Vorliegender Text -

# PvE Gilde [S W A T] sucht!



## Galbadia (11. April 2010)

Guten Tag, wir die Gilde S W A T auf dem Server Anetheron suchen noch Mitspieler für unseren 2. ICC 10er Raid und für allg. 25er Raids.

*Wir suchen:* 

2x Feral Druide ( Katze und Bär )

1x Hexenmeister

1x Magier

2x Todesritter ( Tank und DD )

1x Krieger ( DD [ Fury ] )

2x Priester ( Heal und DD )

Zählt eure Klasse nicht dazu, habt aber trotzdem Interesse könnt ihr ingame: Kare // Horadhrim // Àladriel 
anschreiben.

*Was ihr braucht:*


Ein "Anfangsequip" das auf jedenfall Pdk 10 ready sein sollte, Movement so wie die nötige Kenntniss über eure Klasse ist Voraussetzung.
Darüber hinaus solltet ihr auch bei Kritik nicht gleich an die Decke gehen, sonder drüber nachdenken und besser machen.

*Was euch erwartet:*


- regelmäßige PdK 10 Runs
- regelmäßige ICC 10 Runs
- lustiger und lockerer Umgang in der Gilde und im TS
- kein 100% Erfolg

Zusammengefasst bedeutet das, das wir eine sehr lockere PvE Gilde sind, Real-Life geht auf jedenfall vor. Das Raiden steht bei uns aber klar im Vordergrund, wir wollen einfach nur unseren Spaß am Spiel haben. Erwartet also keine Progress - Gilde. Wenn ihr in WoW einfach mit lustigen Leuten unterwegs sein, und euch nicht von der Jagd nach dem High - End - Equip stressen lassen wollt, seid ihr bei uns richtig. Ab und zu raiden wir auch zum Spaß alte Raid - Inis wie MC, Ubrs, SSC usw.

Quelldaten -

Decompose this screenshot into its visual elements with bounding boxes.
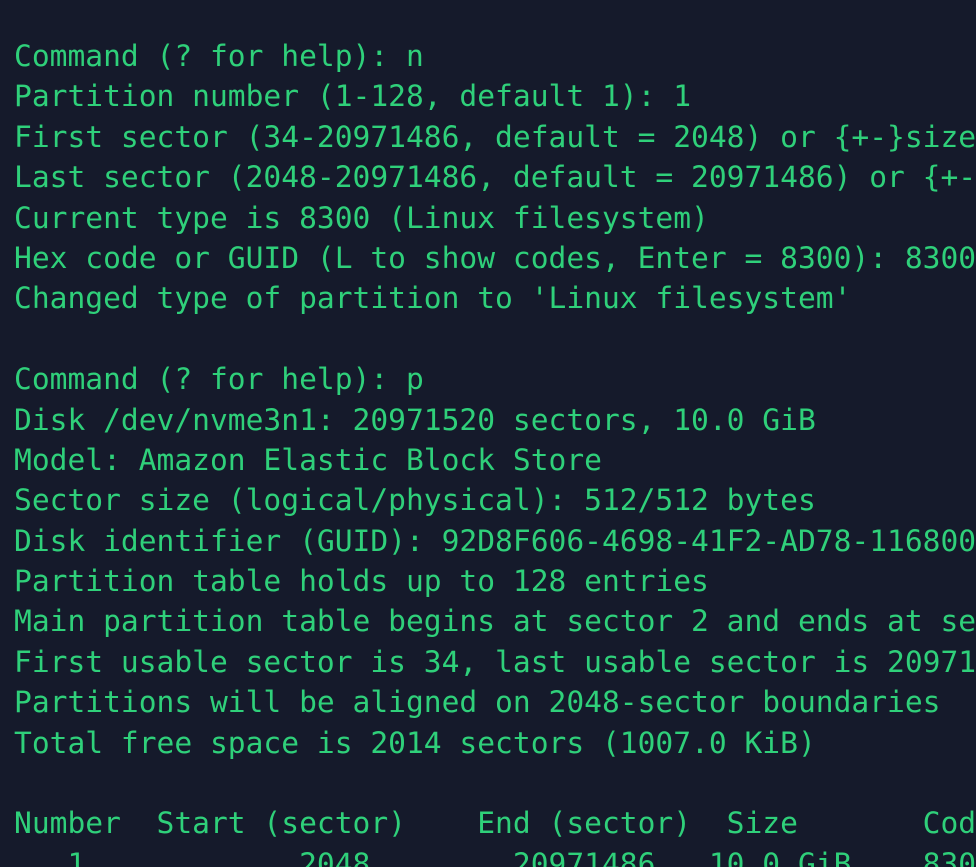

Arbeitsauftrag A - Auf welchem Server spielt die Gilde aus dem Gildenaufruf?
Arbeitsauftrag B - Schreib bitte den Gildenaufruf von „2x Feral Druide“ bis „anschreiben.“ wortgetreu ab.
Arbeitsauftrag C - Führe den Gildenaufruf im Anschluss an seinen letzten Satz weiter.
Die Zeilen werden hierfür nicht gebraucht.

Ergebnis A - Auf dem Server Anetheron.

Ergebnis B -
2x Feral Druide ( Katze und Bär )

1x Hexenmeister

1x Magier

2x Todesritter ( Tank und DD )

1x Krieger ( DD [ Fury ] )

2x Priester ( Heal und DD )

Zählt eure Klasse nicht dazu, habt aber trotzdem Interesse könnt ihr ingame: Kare // Horadhrim // Àladriel 
anschreiben.

Ergebnis C -
*Fortschritt*

PdK 10 5 / 5
PdoK 10 1 / 5

PdK 25 1 / 5 ( Bekommen keine 25er zusammen, zumindestens nicht oft )
PdoK 25 0 / 5

ICC 10	6 / 12
ICC 25 0 / 10

Habt ihr Interesse? Dann ingame: Kare // Horadhrim // Àladriel // Huricana // anschreiben.

Oder:

http://swat-wow.de 

und dann Links auf " Bewerbung schreiben ". Wie die Bewerbung aussieht ist euch überlassen, sie sollte aber Alter / Arbeit / Raiderfahung beinhalten.

Hier noch unsere Raidzeiten:

Mo: 19:30 - 22:00
Di: 19:30 - 22:00
Mi: 19:30 - 22:30
Do: 19:30 - 22:00
Fr: 19:30 - 22.30

Es werden zwar Raids an den meisten Tagen in der Woche angesetzt, aber anmelden sollte man sich an mind. 1 in der Woche.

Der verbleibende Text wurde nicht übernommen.